--- start Listed records ---

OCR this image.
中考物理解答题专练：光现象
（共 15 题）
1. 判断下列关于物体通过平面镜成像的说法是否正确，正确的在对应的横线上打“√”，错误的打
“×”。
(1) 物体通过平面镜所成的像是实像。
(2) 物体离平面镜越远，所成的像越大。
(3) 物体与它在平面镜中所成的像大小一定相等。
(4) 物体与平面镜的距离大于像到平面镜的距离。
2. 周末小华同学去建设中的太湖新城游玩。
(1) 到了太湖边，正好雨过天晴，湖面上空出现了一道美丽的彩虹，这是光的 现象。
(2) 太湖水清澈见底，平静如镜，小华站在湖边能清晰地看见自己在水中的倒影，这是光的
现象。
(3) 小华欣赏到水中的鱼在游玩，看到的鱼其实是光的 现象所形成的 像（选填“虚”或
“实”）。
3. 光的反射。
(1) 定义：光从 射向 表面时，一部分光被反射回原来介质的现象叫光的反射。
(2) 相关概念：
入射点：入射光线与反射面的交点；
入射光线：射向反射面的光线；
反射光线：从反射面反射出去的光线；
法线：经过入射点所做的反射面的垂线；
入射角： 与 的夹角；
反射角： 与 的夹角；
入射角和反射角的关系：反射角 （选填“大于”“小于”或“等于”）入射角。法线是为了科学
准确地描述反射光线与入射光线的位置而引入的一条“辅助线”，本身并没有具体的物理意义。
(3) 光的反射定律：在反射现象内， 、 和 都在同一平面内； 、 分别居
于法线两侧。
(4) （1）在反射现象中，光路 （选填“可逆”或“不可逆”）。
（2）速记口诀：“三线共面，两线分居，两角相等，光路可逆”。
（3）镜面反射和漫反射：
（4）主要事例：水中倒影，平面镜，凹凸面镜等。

--- end Listed records ---

Do this: Write out every line of the material again, exactly as it reads.

Exercise result:
OCR this image.
中考物理解答题专练：光现象
（共 15 题）
1. 判断下列关于物体通过平面镜成像的说法是否正确，正确的在对应的横线上打“√”，错误的打
“×”。
(1) 物体通过平面镜所成的像是实像。
(2) 物体离平面镜越远，所成的像越大。
(3) 物体与它在平面镜中所成的像大小一定相等。
(4) 物体与平面镜的距离大于像到平面镜的距离。
2. 周末小华同学去建设中的太湖新城游玩。
(1) 到了太湖边，正好雨过天晴，湖面上空出现了一道美丽的彩虹，这是光的 现象。
(2) 太湖水清澈见底，平静如镜，小华站在湖边能清晰地看见自己在水中的倒影，这是光的
现象。
(3) 小华欣赏到水中的鱼在游玩，看到的鱼其实是光的 现象所形成的 像（选填“虚”或
“实”）。
3. 光的反射。
(1) 定义：光从 射向 表面时，一部分光被反射回原来介质的现象叫光的反射。
(2) 相关概念：
入射点：入射光线与反射面的交点；
入射光线：射向反射面的光线；
反射光线：从反射面反射出去的光线；
法线：经过入射点所做的反射面的垂线；
入射角： 与 的夹角；
反射角： 与 的夹角；
入射角和反射角的关系：反射角 （选填“大于”“小于”或“等于”）入射角。法线是为了科学
准确地描述反射光线与入射光线的位置而引入的一条“辅助线”，本身并没有具体的物理意义。
(3) 光的反射定律：在反射现象内， 、 和 都在同一平面内； 、 分别居
于法线两侧。
(4) （1）在反射现象中，光路 （选填“可逆”或“不可逆”）。
（2）速记口诀：“三线共面，两线分居，两角相等，光路可逆”。
（3）镜面反射和漫反射：
（4）主要事例：水中倒影，平面镜，凹凸面镜等。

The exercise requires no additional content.